THE REQUEST: Return only this: the line with "Read all visible content and emit it as JSON." and all the lines that follow it below, through the final one, exactly as they are.

⟨

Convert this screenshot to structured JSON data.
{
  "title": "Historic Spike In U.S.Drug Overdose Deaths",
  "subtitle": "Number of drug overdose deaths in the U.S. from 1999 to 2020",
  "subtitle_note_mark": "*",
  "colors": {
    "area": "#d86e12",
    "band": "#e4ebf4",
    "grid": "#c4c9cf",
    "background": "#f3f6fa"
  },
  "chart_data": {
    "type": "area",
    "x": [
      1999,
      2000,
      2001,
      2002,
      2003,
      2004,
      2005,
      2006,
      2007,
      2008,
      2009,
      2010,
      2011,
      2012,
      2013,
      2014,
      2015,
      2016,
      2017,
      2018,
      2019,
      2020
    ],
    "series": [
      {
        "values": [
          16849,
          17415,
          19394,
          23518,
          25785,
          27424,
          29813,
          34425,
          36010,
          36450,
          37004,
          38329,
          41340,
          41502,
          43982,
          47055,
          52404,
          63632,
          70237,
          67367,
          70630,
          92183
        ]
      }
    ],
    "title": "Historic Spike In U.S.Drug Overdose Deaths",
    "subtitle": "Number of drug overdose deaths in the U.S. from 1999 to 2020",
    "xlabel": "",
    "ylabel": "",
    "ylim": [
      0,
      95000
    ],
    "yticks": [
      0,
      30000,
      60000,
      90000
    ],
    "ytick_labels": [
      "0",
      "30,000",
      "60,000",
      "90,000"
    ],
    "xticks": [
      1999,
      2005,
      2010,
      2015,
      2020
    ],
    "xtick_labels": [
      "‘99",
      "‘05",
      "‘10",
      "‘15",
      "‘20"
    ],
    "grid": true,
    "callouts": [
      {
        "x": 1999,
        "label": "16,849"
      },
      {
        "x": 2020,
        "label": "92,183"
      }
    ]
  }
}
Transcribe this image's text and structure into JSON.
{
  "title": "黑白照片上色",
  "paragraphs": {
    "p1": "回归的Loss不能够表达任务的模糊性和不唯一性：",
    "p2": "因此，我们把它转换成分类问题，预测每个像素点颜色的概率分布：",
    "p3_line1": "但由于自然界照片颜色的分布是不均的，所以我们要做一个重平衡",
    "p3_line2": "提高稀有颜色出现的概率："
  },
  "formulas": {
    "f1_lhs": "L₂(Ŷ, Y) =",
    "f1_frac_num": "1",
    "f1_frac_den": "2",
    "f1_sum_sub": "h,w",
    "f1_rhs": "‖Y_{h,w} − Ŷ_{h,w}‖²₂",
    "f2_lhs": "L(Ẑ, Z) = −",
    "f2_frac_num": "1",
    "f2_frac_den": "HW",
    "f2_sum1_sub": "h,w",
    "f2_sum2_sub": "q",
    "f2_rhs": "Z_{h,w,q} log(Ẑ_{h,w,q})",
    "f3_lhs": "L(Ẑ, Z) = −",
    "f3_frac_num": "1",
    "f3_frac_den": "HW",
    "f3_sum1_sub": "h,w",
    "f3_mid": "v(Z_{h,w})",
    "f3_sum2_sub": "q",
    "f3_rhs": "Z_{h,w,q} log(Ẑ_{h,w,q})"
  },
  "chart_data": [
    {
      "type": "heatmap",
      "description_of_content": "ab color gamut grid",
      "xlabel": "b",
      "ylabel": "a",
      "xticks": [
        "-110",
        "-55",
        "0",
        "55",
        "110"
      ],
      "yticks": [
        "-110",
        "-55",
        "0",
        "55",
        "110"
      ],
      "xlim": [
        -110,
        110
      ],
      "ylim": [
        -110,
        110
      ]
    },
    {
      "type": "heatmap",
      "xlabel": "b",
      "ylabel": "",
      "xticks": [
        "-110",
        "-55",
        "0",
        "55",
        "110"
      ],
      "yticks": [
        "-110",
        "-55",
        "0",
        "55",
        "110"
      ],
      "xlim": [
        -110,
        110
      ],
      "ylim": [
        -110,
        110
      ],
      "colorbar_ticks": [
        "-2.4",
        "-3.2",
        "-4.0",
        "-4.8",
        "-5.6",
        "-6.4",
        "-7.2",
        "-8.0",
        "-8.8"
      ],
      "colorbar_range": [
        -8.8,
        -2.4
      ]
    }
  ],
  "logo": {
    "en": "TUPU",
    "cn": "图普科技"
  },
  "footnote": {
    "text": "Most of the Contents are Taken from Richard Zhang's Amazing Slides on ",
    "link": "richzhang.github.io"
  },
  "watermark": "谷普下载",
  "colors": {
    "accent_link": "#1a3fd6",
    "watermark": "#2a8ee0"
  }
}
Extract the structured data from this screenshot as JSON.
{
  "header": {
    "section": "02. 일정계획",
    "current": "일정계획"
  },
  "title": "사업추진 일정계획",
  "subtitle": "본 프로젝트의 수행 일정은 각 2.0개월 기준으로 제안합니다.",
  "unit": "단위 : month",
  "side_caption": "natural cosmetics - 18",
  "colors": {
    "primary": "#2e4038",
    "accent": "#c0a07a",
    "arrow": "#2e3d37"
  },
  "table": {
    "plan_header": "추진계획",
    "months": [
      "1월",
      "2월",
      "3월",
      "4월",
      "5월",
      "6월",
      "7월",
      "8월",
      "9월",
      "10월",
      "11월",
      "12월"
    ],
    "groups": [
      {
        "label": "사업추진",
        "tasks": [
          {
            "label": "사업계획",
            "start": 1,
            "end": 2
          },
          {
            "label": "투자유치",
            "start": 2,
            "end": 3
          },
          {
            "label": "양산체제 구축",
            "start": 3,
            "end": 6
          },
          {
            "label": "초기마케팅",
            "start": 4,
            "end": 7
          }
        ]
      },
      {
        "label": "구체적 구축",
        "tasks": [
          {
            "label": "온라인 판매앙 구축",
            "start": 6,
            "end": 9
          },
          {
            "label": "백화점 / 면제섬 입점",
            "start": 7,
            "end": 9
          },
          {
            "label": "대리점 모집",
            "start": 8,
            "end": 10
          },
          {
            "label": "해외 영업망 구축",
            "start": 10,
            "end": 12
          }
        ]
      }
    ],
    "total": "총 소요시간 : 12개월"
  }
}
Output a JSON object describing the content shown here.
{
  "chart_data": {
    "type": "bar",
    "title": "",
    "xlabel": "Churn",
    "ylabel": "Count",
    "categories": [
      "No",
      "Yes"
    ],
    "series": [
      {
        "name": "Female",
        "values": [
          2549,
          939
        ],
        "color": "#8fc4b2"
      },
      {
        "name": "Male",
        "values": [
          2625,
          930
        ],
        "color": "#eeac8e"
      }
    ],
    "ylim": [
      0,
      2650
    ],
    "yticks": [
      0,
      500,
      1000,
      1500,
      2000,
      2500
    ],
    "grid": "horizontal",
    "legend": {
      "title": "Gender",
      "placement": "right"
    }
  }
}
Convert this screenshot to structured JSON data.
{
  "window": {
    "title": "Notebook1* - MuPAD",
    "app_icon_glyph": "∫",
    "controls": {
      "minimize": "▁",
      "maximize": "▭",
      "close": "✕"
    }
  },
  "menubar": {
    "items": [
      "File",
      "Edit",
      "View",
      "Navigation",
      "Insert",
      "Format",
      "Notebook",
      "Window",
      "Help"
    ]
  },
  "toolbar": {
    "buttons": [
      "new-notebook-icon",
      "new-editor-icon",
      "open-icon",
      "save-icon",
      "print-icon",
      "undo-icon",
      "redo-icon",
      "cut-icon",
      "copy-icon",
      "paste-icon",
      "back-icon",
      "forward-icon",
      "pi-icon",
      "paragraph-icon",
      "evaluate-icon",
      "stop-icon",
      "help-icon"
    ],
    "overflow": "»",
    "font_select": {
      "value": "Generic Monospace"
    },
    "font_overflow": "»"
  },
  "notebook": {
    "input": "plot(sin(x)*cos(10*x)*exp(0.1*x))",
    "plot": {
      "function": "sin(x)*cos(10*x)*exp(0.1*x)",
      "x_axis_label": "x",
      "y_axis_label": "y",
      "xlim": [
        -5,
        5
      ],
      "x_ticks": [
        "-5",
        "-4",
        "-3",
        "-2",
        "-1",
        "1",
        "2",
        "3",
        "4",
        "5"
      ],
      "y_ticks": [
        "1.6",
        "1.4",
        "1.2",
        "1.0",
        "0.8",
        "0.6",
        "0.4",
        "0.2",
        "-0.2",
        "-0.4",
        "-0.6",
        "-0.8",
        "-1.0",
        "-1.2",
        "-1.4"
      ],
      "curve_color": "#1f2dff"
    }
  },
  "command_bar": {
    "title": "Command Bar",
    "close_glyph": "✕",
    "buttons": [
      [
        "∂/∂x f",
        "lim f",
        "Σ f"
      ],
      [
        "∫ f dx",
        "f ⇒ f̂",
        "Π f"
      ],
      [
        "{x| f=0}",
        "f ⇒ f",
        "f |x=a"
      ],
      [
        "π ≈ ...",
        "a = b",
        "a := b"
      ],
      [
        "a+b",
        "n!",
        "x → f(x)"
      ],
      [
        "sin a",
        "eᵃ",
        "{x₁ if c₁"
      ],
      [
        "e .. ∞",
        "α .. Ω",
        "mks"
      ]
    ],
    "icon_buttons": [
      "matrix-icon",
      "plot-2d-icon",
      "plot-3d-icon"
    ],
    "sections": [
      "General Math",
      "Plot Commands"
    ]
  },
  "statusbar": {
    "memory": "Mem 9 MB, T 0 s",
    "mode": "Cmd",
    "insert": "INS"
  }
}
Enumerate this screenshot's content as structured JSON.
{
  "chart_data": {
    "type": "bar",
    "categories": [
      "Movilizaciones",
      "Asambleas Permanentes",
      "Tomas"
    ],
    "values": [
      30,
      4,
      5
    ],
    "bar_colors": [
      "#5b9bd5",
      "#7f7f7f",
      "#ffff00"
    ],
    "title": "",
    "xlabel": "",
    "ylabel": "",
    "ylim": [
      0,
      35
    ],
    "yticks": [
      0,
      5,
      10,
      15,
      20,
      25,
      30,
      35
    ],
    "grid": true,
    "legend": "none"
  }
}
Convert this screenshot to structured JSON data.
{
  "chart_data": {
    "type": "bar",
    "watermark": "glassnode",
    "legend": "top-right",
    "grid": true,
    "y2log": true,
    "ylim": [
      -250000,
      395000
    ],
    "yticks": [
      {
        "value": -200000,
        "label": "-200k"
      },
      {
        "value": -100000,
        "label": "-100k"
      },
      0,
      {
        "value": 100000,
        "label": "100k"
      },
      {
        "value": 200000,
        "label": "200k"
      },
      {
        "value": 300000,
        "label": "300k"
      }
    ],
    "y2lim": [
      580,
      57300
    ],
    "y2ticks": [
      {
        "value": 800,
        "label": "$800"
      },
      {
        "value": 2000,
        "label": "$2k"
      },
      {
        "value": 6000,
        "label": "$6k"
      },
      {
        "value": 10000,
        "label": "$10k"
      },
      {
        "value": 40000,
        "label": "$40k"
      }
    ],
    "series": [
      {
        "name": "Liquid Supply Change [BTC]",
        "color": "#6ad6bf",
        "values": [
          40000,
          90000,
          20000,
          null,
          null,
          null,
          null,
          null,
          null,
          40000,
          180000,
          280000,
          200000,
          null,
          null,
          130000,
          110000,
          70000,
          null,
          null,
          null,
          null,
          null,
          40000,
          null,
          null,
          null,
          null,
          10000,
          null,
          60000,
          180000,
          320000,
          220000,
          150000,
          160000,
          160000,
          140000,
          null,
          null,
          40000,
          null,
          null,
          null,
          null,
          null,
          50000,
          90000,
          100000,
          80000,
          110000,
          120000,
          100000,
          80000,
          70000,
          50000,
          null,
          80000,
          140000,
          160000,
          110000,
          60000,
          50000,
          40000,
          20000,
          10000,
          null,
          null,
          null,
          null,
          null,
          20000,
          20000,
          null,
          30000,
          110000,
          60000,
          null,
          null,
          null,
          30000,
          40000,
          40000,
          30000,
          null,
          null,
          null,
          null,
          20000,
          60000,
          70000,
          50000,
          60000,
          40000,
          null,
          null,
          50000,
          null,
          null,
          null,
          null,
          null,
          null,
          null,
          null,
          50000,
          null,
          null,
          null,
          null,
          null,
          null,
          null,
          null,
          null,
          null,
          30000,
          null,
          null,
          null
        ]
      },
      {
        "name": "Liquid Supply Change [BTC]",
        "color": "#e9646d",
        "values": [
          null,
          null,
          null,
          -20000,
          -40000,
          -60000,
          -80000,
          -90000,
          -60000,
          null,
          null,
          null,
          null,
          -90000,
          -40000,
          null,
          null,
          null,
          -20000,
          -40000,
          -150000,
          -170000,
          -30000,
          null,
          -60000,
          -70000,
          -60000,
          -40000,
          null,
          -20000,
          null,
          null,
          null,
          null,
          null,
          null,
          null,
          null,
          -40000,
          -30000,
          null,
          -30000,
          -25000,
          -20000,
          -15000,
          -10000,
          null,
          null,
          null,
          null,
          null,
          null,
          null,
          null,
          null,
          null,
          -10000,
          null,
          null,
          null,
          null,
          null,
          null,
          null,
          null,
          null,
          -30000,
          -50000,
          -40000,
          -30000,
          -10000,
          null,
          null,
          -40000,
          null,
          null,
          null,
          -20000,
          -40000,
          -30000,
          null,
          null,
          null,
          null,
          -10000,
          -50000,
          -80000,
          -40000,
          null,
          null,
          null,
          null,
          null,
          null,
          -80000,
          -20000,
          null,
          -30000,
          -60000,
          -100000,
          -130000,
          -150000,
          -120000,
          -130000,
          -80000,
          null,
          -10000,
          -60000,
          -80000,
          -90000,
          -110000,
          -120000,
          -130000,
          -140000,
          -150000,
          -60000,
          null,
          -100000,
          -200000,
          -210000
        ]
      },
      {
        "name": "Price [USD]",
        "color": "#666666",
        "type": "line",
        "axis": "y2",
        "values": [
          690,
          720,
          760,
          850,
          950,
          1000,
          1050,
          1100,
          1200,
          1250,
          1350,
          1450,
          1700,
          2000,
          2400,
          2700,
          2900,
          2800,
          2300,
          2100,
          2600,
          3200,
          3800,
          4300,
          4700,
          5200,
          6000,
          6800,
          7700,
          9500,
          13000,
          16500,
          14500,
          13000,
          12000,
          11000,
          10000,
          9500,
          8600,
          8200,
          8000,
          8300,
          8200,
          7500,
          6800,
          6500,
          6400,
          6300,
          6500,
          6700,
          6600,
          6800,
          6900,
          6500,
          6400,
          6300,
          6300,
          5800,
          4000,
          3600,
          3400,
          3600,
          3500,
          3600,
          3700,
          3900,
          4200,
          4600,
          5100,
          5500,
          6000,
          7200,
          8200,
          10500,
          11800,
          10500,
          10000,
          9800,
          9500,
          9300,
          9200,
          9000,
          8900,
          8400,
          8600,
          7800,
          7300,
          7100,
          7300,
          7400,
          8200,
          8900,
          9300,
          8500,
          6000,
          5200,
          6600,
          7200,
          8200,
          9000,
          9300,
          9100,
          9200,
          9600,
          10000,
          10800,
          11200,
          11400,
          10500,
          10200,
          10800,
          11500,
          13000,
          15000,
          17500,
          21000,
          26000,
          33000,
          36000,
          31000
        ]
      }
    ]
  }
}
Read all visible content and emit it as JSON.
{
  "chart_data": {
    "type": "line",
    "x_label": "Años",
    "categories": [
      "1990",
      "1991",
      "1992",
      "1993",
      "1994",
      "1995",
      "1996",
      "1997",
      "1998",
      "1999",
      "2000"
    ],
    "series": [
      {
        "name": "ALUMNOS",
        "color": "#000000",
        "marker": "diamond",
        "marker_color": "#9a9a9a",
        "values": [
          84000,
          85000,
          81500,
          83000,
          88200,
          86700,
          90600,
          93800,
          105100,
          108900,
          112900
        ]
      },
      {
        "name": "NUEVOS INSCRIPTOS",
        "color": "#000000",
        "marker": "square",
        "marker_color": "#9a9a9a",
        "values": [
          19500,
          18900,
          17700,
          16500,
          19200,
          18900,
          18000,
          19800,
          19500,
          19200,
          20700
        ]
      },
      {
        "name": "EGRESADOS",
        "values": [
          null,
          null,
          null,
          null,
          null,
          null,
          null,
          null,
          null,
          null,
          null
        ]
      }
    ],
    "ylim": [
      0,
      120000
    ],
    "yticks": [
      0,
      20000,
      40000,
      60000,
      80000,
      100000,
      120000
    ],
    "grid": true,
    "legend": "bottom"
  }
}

⟩

SOLUTION FOR THIS EXERCISE:
Read all visible content and emit it as JSON.
{
  "chart_data": {
    "type": "line",
    "x_label": "Años",
    "categories": [
      "1990",
      "1991",
      "1992",
      "1993",
      "1994",
      "1995",
      "1996",
      "1997",
      "1998",
      "1999",
      "2000"
    ],
    "series": [
      {
        "name": "ALUMNOS",
        "color": "#000000",
        "marker": "diamond",
        "marker_color": "#9a9a9a",
        "values": [
          84000,
          85000,
          81500,
          83000,
          88200,
          86700,
          90600,
          93800,
          105100,
          108900,
          112900
        ]
      },
      {
        "name": "NUEVOS INSCRIPTOS",
        "color": "#000000",
        "marker": "square",
        "marker_color": "#9a9a9a",
        "values": [
          19500,
          18900,
          17700,
          16500,
          19200,
          18900,
          18000,
          19800,
          19500,
          19200,
          20700
        ]
      },
      {
        "name": "EGRESADOS",
        "values": [
          null,
          null,
          null,
          null,
          null,
          null,
          null,
          null,
          null,
          null,
          null
        ]
      }
    ],
    "ylim": [
      0,
      120000
    ],
    "yticks": [
      0,
      20000,
      40000,
      60000,
      80000,
      100000,
      120000
    ],
    "grid": true,
    "legend": "bottom"
  }
}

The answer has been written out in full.